[Dataset records]
☆ ☆ ☆ ☆ ☆ ☆ ☆

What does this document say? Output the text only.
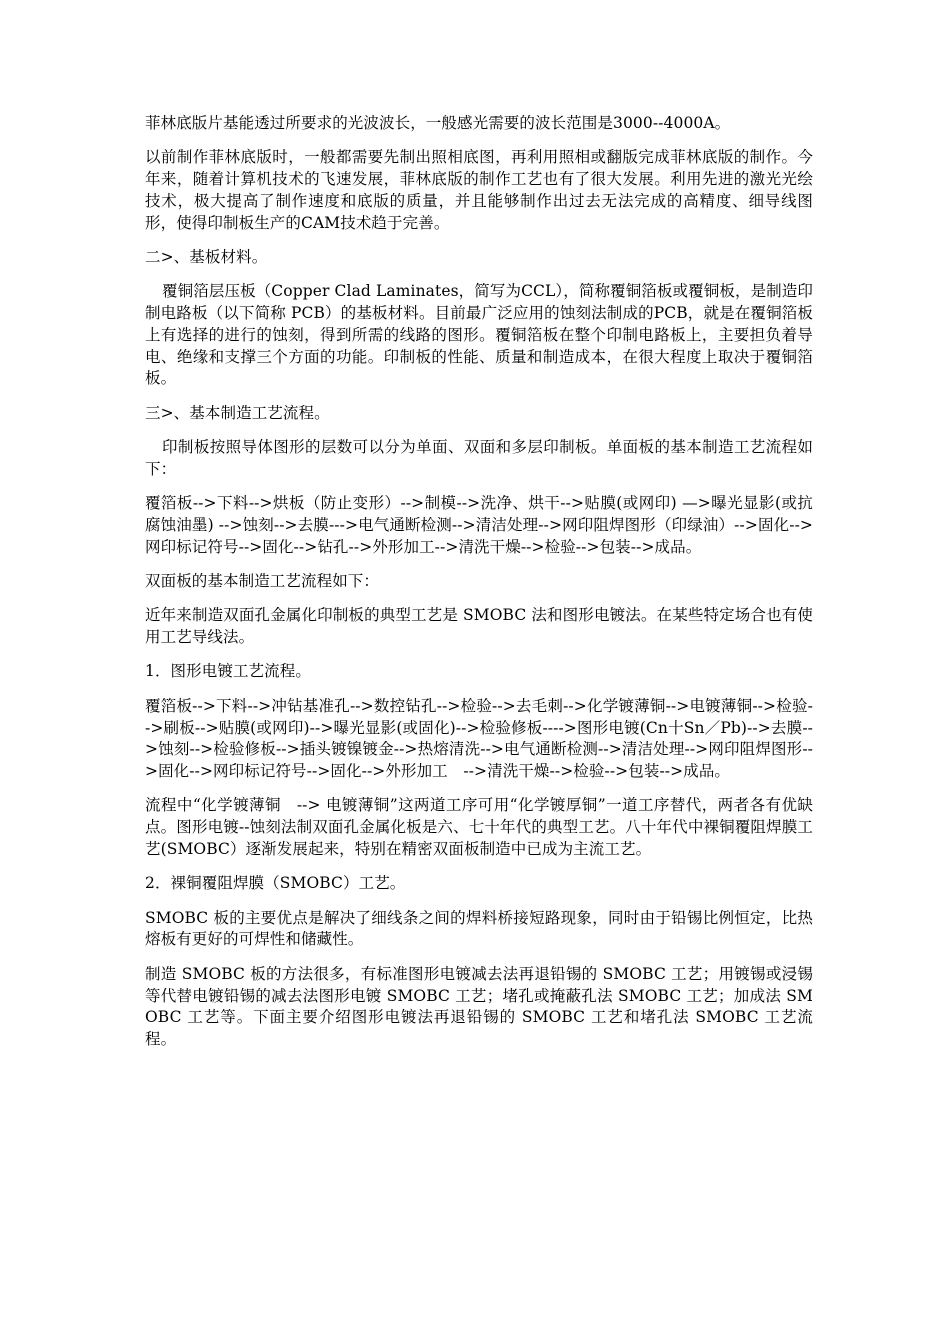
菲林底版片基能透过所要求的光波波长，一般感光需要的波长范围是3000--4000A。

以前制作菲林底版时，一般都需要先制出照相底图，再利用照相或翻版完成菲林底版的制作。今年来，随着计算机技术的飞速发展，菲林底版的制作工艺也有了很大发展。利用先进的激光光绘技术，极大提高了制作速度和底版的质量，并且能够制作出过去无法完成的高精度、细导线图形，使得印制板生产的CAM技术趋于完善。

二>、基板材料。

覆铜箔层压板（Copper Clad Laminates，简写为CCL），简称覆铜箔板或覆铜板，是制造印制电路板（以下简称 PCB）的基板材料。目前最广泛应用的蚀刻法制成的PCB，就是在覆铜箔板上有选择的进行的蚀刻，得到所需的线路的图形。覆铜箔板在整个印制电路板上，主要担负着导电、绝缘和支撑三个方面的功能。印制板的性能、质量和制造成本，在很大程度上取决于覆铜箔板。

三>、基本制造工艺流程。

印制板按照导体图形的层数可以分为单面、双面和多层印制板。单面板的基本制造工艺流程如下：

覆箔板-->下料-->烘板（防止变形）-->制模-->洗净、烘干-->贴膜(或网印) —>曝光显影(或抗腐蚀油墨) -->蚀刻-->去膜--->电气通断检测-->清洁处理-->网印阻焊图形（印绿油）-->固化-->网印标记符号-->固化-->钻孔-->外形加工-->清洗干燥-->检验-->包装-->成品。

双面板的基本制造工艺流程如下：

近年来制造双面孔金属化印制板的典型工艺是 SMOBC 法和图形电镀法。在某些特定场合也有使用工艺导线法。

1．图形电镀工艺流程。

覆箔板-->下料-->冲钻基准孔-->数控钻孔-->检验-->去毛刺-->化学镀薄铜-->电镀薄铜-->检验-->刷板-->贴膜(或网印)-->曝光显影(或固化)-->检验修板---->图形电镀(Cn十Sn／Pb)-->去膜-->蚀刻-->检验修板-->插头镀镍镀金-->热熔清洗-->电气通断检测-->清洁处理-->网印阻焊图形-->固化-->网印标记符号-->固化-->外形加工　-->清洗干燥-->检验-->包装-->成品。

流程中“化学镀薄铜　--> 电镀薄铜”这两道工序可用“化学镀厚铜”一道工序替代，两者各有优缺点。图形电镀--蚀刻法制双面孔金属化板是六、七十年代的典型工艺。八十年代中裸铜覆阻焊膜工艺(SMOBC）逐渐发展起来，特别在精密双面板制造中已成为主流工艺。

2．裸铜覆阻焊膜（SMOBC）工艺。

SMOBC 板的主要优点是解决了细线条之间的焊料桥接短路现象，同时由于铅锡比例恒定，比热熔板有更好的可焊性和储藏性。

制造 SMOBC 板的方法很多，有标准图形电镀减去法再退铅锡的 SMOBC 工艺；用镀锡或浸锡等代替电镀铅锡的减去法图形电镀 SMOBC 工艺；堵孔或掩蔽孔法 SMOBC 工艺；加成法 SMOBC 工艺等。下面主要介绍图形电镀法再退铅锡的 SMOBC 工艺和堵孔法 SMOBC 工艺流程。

☆ ☆ ☆ ☆ ☆ ☆ ☆

§ **Problem to work on**
Identify every line where the string "化学镀薄铜" appears.

§ **Completed task**
覆箔板-->下料-->冲钻基准孔-->数控钻孔-->检验-->去毛刺-->化学镀薄铜-->电镀薄铜-->检验-->刷板-->贴膜(或网印)-->曝光显影(或固化)-->检验修板---->图形电镀(Cn十Sn／Pb)-->去膜-->蚀刻-->检验修板-->插头镀镍镀金-->热熔清洗-->电气通断检测-->清洁处理-->网印阻焊图形-->固化-->网印标记符号-->固化-->外形加工　-->清洗干燥-->检验-->包装-->成品。
流程中“化学镀薄铜　--> 电镀薄铜”这两道工序可用“化学镀厚铜”一道工序替代，两者各有优缺点。图形电镀--蚀刻法制双面孔金属化板是六、七十年代的典型工艺。八十年代中裸铜覆阻焊膜工艺(SMOBC）逐渐发展起来，特别在精密双面板制造中已成为主流工艺。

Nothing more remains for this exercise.